• **TASK 1**
Print the passage of the gas slippage text from "1. Introduction" to "extremely low permeability.", word for word.
• **TASK 2**
Proceed with the text on gas flow through tight formations, picking up right after its final sentence.

--- start PROVIDED TEXT ---

In order to address the gas slippage for flow through tight formation, with a very low porosity (less than 10%) and permeability in micro-Darcy range, a series of single-phase gas flow experiments were conducted. Two different gases (N2 and He) were used to carry out many single-phase experiments at different overburden and pressure drops and were compared with carbon dioxide (CO2) flow types. The pore size distribution measurements showed the existence of a wide range of pore size distribution. Also, the single-phase gas flow experiments through the core plug, mostly at low pressure, showed Knudsen diffusion type, which is an indication of gas molecules’ slippage at the wall of the pores.

Keywords

  • tight formation
  • slip effect
  • Knudsen diffusion
  • non-Darcy flow
  • pore size distribution

1. Introduction

Due to its high compressibility, gas flow behavior can vary greatly as the porous media size varies. Understanding this behavior and the type of flow is vital for the oil and gas industry, especially with the increase in production from unconventional reservoirs with extremely low permeability.

--- end PROVIDED TEXT ---
--- start SOURCE DATA ---

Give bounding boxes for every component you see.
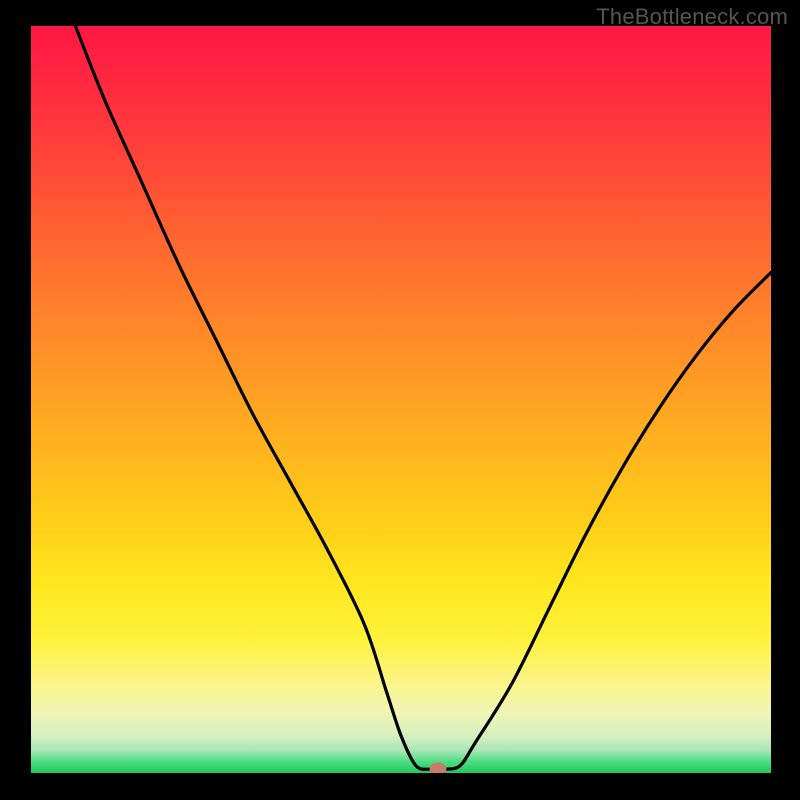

--- end SOURCE DATA ---

• **EXERCISE OUTPUT 1**
1. Introduction

Due to its high compressibility, gas flow behavior can vary greatly as the porous media size varies. Understanding this behavior and the type of flow is vital for the oil and gas industry, especially with the increase in production from unconventional reservoirs with extremely low permeability.

• **EXERCISE OUTPUT 2**
The flow behavior in pores can be estimated using many different mathematical models and experiments, the majority of which used the Knudsen number definition [1, 2, 3]. Many mathematical models were developed to determine the flow regime in nanopores as a function of adsorption [4, 5], rock permeability [6, 7], and molecular dynamics [8, 9]. All of these models used some form of the Knudsen number definition in their model in order to predict gas flow behavior as a function of different parameters. Many researchers also attempted to model Knudsen diffusion in shale gas reservoirs to determine the recovery potential when the dominant flow regime was Knudsen diffusion [10, 11, 12, 13].

One of the main experimental methods to determine gas flow in nanopores relies on understanding the formation properties of the unconventional reservoir. Research has shown that unconventional tight sand gas reservoirs have three distinct features. These include relatively large pores with mineral deposition in the pores that resulted in a reduction in the overall pore diameter, narrow and flat pores that were generated due to alteration of the primary porosity of the rock, and grains supported by ultra-fine micro-matrix particles, usually clays [14, 15, 16]. All three of these have a common feature, which is an extremely small average pore diameter, reaching nanoscale in most cases.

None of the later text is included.